◆ Problem
Each line that includes the word "Домофон" counts once; give the total and nothing more.

* Start Supplied material *

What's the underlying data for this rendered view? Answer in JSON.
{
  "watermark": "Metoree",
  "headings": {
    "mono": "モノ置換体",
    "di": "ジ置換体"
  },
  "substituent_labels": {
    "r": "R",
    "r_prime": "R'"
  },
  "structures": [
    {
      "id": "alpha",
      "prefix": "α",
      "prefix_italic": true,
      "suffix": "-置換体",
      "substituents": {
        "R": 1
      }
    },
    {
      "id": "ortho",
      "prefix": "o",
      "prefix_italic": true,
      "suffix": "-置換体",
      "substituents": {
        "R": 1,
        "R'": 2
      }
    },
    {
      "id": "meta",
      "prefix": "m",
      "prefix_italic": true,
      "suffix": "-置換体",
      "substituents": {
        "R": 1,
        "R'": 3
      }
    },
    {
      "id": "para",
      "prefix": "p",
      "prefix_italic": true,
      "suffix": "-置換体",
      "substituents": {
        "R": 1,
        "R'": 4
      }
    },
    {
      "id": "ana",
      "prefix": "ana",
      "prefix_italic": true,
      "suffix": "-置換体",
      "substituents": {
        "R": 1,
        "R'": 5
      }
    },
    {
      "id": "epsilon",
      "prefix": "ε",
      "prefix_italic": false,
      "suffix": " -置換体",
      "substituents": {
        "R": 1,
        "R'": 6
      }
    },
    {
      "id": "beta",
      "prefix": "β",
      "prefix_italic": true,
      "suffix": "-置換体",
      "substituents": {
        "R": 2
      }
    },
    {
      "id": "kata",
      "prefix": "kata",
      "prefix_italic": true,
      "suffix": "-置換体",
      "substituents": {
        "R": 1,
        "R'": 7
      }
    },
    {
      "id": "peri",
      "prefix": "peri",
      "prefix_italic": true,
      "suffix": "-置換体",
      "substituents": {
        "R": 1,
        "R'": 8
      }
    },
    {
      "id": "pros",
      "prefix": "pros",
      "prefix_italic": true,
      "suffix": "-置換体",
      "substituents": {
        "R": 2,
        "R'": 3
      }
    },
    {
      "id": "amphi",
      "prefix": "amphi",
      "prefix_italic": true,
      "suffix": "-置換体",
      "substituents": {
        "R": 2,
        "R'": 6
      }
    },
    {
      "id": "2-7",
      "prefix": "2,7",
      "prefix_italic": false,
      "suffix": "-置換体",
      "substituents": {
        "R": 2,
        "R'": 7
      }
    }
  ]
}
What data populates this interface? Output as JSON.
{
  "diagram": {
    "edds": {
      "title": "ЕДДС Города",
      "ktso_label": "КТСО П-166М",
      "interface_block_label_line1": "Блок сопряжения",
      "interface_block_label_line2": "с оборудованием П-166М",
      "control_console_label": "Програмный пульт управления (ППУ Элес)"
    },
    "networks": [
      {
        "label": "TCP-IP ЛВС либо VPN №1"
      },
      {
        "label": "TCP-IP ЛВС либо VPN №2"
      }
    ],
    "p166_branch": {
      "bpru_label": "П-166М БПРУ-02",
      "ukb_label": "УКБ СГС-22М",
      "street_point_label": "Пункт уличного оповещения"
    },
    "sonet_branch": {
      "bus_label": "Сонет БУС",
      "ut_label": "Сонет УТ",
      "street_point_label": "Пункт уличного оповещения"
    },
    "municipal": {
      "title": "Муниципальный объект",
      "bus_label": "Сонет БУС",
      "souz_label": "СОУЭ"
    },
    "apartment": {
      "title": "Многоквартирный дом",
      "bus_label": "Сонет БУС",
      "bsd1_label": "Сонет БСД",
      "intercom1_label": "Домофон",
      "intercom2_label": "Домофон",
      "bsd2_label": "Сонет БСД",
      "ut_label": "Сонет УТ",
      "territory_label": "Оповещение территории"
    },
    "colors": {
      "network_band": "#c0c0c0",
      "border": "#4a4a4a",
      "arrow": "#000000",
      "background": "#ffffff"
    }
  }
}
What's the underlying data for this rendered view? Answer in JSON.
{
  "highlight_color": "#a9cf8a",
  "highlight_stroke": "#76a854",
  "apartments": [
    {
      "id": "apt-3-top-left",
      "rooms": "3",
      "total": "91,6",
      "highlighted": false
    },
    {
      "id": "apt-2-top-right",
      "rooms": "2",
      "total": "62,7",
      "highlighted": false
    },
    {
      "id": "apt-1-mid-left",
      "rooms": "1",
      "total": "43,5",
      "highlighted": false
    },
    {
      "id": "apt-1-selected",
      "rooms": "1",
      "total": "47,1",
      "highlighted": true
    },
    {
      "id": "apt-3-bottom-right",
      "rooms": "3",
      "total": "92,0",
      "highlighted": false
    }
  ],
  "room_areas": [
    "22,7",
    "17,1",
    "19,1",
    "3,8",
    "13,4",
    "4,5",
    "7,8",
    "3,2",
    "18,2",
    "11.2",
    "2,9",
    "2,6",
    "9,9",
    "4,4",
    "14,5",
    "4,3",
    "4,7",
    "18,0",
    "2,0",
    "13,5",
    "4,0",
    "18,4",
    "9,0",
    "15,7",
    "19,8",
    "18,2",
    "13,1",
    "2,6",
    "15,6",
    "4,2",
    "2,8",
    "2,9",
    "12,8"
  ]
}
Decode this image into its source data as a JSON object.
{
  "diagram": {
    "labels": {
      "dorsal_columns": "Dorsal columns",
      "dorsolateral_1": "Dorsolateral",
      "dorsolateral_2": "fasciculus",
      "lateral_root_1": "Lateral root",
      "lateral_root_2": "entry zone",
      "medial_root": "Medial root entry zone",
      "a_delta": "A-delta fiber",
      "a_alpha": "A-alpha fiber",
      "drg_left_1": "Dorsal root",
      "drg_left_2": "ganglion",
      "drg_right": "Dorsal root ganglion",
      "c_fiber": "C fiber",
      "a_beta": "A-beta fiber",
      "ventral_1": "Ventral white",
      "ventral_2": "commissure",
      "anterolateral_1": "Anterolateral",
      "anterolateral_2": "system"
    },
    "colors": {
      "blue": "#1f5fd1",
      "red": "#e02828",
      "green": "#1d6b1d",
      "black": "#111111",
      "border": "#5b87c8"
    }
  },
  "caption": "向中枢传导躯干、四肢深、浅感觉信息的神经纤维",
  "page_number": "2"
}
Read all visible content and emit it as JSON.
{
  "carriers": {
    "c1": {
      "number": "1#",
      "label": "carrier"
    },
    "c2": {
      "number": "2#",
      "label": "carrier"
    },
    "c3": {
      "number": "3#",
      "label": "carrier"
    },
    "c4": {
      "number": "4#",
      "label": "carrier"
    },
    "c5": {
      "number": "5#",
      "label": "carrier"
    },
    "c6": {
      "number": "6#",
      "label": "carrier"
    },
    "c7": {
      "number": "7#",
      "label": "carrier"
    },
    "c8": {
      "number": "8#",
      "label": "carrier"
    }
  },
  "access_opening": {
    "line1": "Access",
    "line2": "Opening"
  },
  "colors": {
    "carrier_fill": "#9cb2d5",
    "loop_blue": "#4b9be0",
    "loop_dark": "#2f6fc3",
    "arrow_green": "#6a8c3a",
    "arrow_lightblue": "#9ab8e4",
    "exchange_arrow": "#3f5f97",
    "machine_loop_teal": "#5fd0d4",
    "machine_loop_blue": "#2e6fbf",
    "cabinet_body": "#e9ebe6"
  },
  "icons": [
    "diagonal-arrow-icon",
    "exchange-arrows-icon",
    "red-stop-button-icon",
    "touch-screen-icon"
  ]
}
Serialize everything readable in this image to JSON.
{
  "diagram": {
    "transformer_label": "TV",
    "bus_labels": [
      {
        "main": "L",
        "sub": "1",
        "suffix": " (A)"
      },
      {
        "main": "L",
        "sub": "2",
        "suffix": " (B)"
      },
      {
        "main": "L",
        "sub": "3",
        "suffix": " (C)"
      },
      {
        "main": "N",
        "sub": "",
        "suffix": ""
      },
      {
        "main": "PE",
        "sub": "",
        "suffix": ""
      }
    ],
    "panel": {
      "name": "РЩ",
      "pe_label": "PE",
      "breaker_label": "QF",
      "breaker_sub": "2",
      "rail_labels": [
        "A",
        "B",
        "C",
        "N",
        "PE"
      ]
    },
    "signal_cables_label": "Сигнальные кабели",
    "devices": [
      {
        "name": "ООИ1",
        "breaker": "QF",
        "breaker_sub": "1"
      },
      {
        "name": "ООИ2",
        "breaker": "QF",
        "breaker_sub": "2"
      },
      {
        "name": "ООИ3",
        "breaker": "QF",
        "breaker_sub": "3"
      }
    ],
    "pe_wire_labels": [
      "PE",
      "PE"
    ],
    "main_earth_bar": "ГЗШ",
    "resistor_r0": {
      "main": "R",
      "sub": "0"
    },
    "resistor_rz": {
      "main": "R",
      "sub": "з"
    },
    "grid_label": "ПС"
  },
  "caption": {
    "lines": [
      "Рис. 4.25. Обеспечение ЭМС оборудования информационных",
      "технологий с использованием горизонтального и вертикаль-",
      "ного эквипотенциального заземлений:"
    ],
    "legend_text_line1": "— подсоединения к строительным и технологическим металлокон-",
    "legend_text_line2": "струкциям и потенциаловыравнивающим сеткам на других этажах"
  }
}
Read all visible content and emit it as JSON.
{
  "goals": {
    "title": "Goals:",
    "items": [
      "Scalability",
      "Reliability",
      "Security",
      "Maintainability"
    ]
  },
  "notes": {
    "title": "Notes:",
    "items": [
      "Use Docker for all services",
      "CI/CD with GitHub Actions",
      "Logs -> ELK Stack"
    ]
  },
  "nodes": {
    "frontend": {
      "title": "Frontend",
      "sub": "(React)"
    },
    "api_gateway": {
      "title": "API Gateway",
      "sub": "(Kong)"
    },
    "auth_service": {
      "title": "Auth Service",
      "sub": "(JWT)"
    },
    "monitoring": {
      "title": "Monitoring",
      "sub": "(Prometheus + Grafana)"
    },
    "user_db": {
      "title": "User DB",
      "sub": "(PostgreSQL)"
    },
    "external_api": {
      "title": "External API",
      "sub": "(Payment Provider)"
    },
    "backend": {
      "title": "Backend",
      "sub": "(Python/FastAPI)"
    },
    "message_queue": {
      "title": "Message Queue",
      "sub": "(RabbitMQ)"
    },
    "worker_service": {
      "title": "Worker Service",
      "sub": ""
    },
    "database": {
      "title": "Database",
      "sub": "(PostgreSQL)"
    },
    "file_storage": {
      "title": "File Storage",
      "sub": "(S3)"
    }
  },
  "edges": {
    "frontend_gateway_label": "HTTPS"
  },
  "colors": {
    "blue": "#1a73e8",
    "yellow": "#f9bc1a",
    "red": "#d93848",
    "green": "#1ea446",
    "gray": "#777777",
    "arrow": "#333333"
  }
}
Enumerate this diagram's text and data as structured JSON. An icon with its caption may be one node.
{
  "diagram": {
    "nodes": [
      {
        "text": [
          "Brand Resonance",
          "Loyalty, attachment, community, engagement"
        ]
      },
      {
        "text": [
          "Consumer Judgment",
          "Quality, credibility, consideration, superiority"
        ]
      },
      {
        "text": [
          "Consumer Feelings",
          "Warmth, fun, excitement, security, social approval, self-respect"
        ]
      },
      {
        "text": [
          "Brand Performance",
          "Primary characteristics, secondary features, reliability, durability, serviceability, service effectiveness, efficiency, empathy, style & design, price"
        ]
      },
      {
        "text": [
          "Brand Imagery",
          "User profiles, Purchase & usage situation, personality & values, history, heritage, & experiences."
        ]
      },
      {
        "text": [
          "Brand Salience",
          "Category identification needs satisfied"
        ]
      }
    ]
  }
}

* End Supplied material *

◆ Right answer
2